§ EXERCISE:
Leave the pictures out and transcribe every record exactly.
_ _ _
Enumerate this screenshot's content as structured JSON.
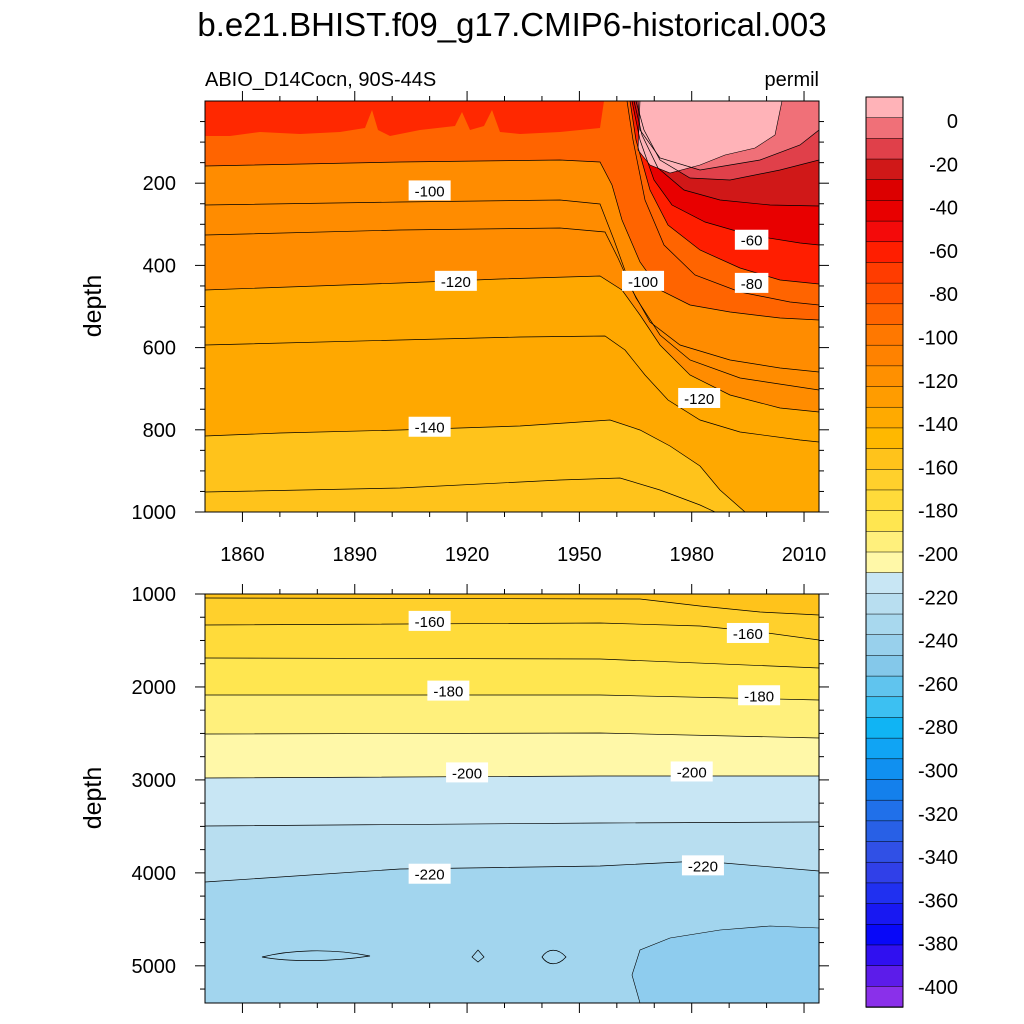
{
  "chart_data": {
    "type": "contour",
    "title": "b.e21.BHIST.f09_g17.CMIP6-historical.003",
    "left_subtitle": "ABIO_D14Cocn, 90S-44S",
    "right_subtitle": "permil",
    "xlabel": "",
    "ylabel": "depth",
    "x_ticks": [
      "1860",
      "1890",
      "1920",
      "1950",
      "1980",
      "2010"
    ],
    "x_tick_values": [
      1860,
      1890,
      1920,
      1950,
      1980,
      2010
    ],
    "xlim": [
      1850,
      2014
    ],
    "panels": [
      {
        "name": "upper",
        "ylabel": "depth",
        "ylim": [
          0,
          1000
        ],
        "y_ticks": [
          "200",
          "400",
          "600",
          "800",
          "1000"
        ],
        "y_tick_values": [
          200,
          400,
          600,
          800,
          1000
        ],
        "contour_labels": [
          {
            "text": "-100",
            "year": 1910,
            "depth": 220
          },
          {
            "text": "-120",
            "year": 1917,
            "depth": 440
          },
          {
            "text": "-140",
            "year": 1910,
            "depth": 795
          },
          {
            "text": "-60",
            "year": 1996,
            "depth": 340
          },
          {
            "text": "-80",
            "year": 1996,
            "depth": 445
          },
          {
            "text": "-100",
            "year": 1967,
            "depth": 440
          },
          {
            "text": "-120",
            "year": 1982,
            "depth": 725
          }
        ]
      },
      {
        "name": "lower",
        "ylabel": "depth",
        "ylim": [
          1000,
          5400
        ],
        "y_ticks": [
          "1000",
          "2000",
          "3000",
          "4000",
          "5000"
        ],
        "y_tick_values": [
          1000,
          2000,
          3000,
          4000,
          5000
        ],
        "contour_labels": [
          {
            "text": "-160",
            "year": 1910,
            "depth": 1300
          },
          {
            "text": "-160",
            "year": 1995,
            "depth": 1430
          },
          {
            "text": "-180",
            "year": 1915,
            "depth": 2050
          },
          {
            "text": "-180",
            "year": 1998,
            "depth": 2100
          },
          {
            "text": "-200",
            "year": 1920,
            "depth": 2930
          },
          {
            "text": "-200",
            "year": 1980,
            "depth": 2920
          },
          {
            "text": "-220",
            "year": 1910,
            "depth": 4020
          },
          {
            "text": "-220",
            "year": 1983,
            "depth": 3930
          }
        ]
      }
    ],
    "colorbar": {
      "labels": [
        "0",
        "-20",
        "-40",
        "-60",
        "-80",
        "-100",
        "-120",
        "-140",
        "-160",
        "-180",
        "-200",
        "-220",
        "-240",
        "-260",
        "-280",
        "-300",
        "-320",
        "-340",
        "-360",
        "-380",
        "-400"
      ],
      "colors": [
        "#FFB3B8",
        "#F07078",
        "#E0404A",
        "#D01818",
        "#DC0000",
        "#E80000",
        "#F40A0A",
        "#FF1E00",
        "#FF3C00",
        "#FF5000",
        "#FF6400",
        "#FF7800",
        "#FF8200",
        "#FF9000",
        "#FF9C00",
        "#FFAA00",
        "#FFB800",
        "#FFC31B",
        "#FFD02C",
        "#FFDB3A",
        "#FFE650",
        "#FFF07C",
        "#FFF8A8",
        "#C8E6F4",
        "#B8DEF0",
        "#A8D8EE",
        "#98D0EC",
        "#84C8EA",
        "#60C4EE",
        "#3CC0F2",
        "#10B4F4",
        "#10A4F4",
        "#1090F0",
        "#1480EC",
        "#2070EA",
        "#2860E6",
        "#3050E6",
        "#3040E8",
        "#2030F0",
        "#1818F2",
        "#0808F8",
        "#3010F0",
        "#5C1CEA",
        "#8A30EA"
      ]
    }
  }
}
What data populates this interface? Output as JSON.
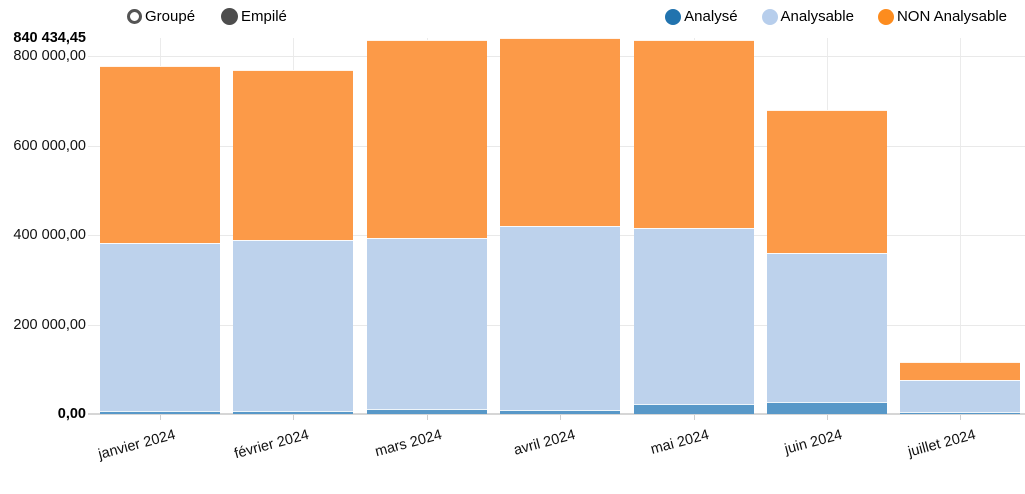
{
  "controls": {
    "grouped_label": "Groupé",
    "stacked_label": "Empilé",
    "selected": "Empilé"
  },
  "legend": {
    "position": "top-right",
    "items": [
      {
        "label": "Analysé",
        "color": "#2173ae"
      },
      {
        "label": "Analysable",
        "color": "#b7ceec"
      },
      {
        "label": "NON Analysable",
        "color": "#fd8c1e"
      }
    ]
  },
  "chart_data": {
    "type": "bar",
    "stacked": true,
    "grid": true,
    "legend_position": "top-right",
    "categories": [
      "janvier 2024",
      "février 2024",
      "mars 2024",
      "avril 2024",
      "mai 2024",
      "juin 2024",
      "juillet 2024"
    ],
    "series": [
      {
        "name": "Analysé",
        "color": "#5898c8",
        "values": [
          7000,
          7000,
          11000,
          9000,
          22000,
          27000,
          5000
        ]
      },
      {
        "name": "Analysable",
        "color": "#bdd2ec",
        "values": [
          375000,
          382000,
          382000,
          411434.45,
          393500,
          333000,
          71000
        ]
      },
      {
        "name": "NON Analysable",
        "color": "#fc9a48",
        "values": [
          396000,
          380000,
          442500,
          420000,
          420000,
          319000,
          40000
        ]
      }
    ],
    "y_axis": {
      "max": 840434.45,
      "ticks": [
        {
          "value": 840434.45,
          "label": "840 434,45",
          "bold": true,
          "grid": false
        },
        {
          "value": 800000,
          "label": "800 000,00",
          "bold": false,
          "grid": true
        },
        {
          "value": 600000,
          "label": "600 000,00",
          "bold": false,
          "grid": true
        },
        {
          "value": 400000,
          "label": "400 000,00",
          "bold": false,
          "grid": true
        },
        {
          "value": 200000,
          "label": "200 000,00",
          "bold": false,
          "grid": true
        },
        {
          "value": 0,
          "label": "0,00",
          "bold": true,
          "grid": false
        }
      ]
    }
  }
}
_ _ _
§ EXPECTED OUTPUT:
Enumerate this screenshot's content as structured JSON.
{
  "chart_data": {
    "type": "contour",
    "title": "b.e21.BHIST.f09_g17.CMIP6-historical.003",
    "left_subtitle": "ABIO_D14Cocn, 90S-44S",
    "right_subtitle": "permil",
    "xlabel": "",
    "ylabel": "depth",
    "x_ticks": [
      "1860",
      "1890",
      "1920",
      "1950",
      "1980",
      "2010"
    ],
    "x_tick_values": [
      1860,
      1890,
      1920,
      1950,
      1980,
      2010
    ],
    "xlim": [
      1850,
      2014
    ],
    "panels": [
      {
        "name": "upper",
        "ylabel": "depth",
        "ylim": [
          0,
          1000
        ],
        "y_ticks": [
          "200",
          "400",
          "600",
          "800",
          "1000"
        ],
        "y_tick_values": [
          200,
          400,
          600,
          800,
          1000
        ],
        "contour_labels": [
          {
            "text": "-100",
            "year": 1910,
            "depth": 220
          },
          {
            "text": "-120",
            "year": 1917,
            "depth": 440
          },
          {
            "text": "-140",
            "year": 1910,
            "depth": 795
          },
          {
            "text": "-60",
            "year": 1996,
            "depth": 340
          },
          {
            "text": "-80",
            "year": 1996,
            "depth": 445
          },
          {
            "text": "-100",
            "year": 1967,
            "depth": 440
          },
          {
            "text": "-120",
            "year": 1982,
            "depth": 725
          }
        ]
      },
      {
        "name": "lower",
        "ylabel": "depth",
        "ylim": [
          1000,
          5400
        ],
        "y_ticks": [
          "1000",
          "2000",
          "3000",
          "4000",
          "5000"
        ],
        "y_tick_values": [
          1000,
          2000,
          3000,
          4000,
          5000
        ],
        "contour_labels": [
          {
            "text": "-160",
            "year": 1910,
            "depth": 1300
          },
          {
            "text": "-160",
            "year": 1995,
            "depth": 1430
          },
          {
            "text": "-180",
            "year": 1915,
            "depth": 2050
          },
          {
            "text": "-180",
            "year": 1998,
            "depth": 2100
          },
          {
            "text": "-200",
            "year": 1920,
            "depth": 2930
          },
          {
            "text": "-200",
            "year": 1980,
            "depth": 2920
          },
          {
            "text": "-220",
            "year": 1910,
            "depth": 4020
          },
          {
            "text": "-220",
            "year": 1983,
            "depth": 3930
          }
        ]
      }
    ],
    "colorbar": {
      "labels": [
        "0",
        "-20",
        "-40",
        "-60",
        "-80",
        "-100",
        "-120",
        "-140",
        "-160",
        "-180",
        "-200",
        "-220",
        "-240",
        "-260",
        "-280",
        "-300",
        "-320",
        "-340",
        "-360",
        "-380",
        "-400"
      ],
      "colors": [
        "#FFB3B8",
        "#F07078",
        "#E0404A",
        "#D01818",
        "#DC0000",
        "#E80000",
        "#F40A0A",
        "#FF1E00",
        "#FF3C00",
        "#FF5000",
        "#FF6400",
        "#FF7800",
        "#FF8200",
        "#FF9000",
        "#FF9C00",
        "#FFAA00",
        "#FFB800",
        "#FFC31B",
        "#FFD02C",
        "#FFDB3A",
        "#FFE650",
        "#FFF07C",
        "#FFF8A8",
        "#C8E6F4",
        "#B8DEF0",
        "#A8D8EE",
        "#98D0EC",
        "#84C8EA",
        "#60C4EE",
        "#3CC0F2",
        "#10B4F4",
        "#10A4F4",
        "#1090F0",
        "#1480EC",
        "#2070EA",
        "#2860E6",
        "#3050E6",
        "#3040E8",
        "#2030F0",
        "#1818F2",
        "#0808F8",
        "#3010F0",
        "#5C1CEA",
        "#8A30EA"
      ]
    }
  }
}
What data populates this interface? Output as JSON.
{
  "controls": {
    "grouped_label": "Groupé",
    "stacked_label": "Empilé",
    "selected": "Empilé"
  },
  "legend": {
    "position": "top-right",
    "items": [
      {
        "label": "Analysé",
        "color": "#2173ae"
      },
      {
        "label": "Analysable",
        "color": "#b7ceec"
      },
      {
        "label": "NON Analysable",
        "color": "#fd8c1e"
      }
    ]
  },
  "chart_data": {
    "type": "bar",
    "stacked": true,
    "grid": true,
    "legend_position": "top-right",
    "categories": [
      "janvier 2024",
      "février 2024",
      "mars 2024",
      "avril 2024",
      "mai 2024",
      "juin 2024",
      "juillet 2024"
    ],
    "series": [
      {
        "name": "Analysé",
        "color": "#5898c8",
        "values": [
          7000,
          7000,
          11000,
          9000,
          22000,
          27000,
          5000
        ]
      },
      {
        "name": "Analysable",
        "color": "#bdd2ec",
        "values": [
          375000,
          382000,
          382000,
          411434.45,
          393500,
          333000,
          71000
        ]
      },
      {
        "name": "NON Analysable",
        "color": "#fc9a48",
        "values": [
          396000,
          380000,
          442500,
          420000,
          420000,
          319000,
          40000
        ]
      }
    ],
    "y_axis": {
      "max": 840434.45,
      "ticks": [
        {
          "value": 840434.45,
          "label": "840 434,45",
          "bold": true,
          "grid": false
        },
        {
          "value": 800000,
          "label": "800 000,00",
          "bold": false,
          "grid": true
        },
        {
          "value": 600000,
          "label": "600 000,00",
          "bold": false,
          "grid": true
        },
        {
          "value": 400000,
          "label": "400 000,00",
          "bold": false,
          "grid": true
        },
        {
          "value": 200000,
          "label": "200 000,00",
          "bold": false,
          "grid": true
        },
        {
          "value": 0,
          "label": "0,00",
          "bold": true,
          "grid": false
        }
      ]
    }
  }
}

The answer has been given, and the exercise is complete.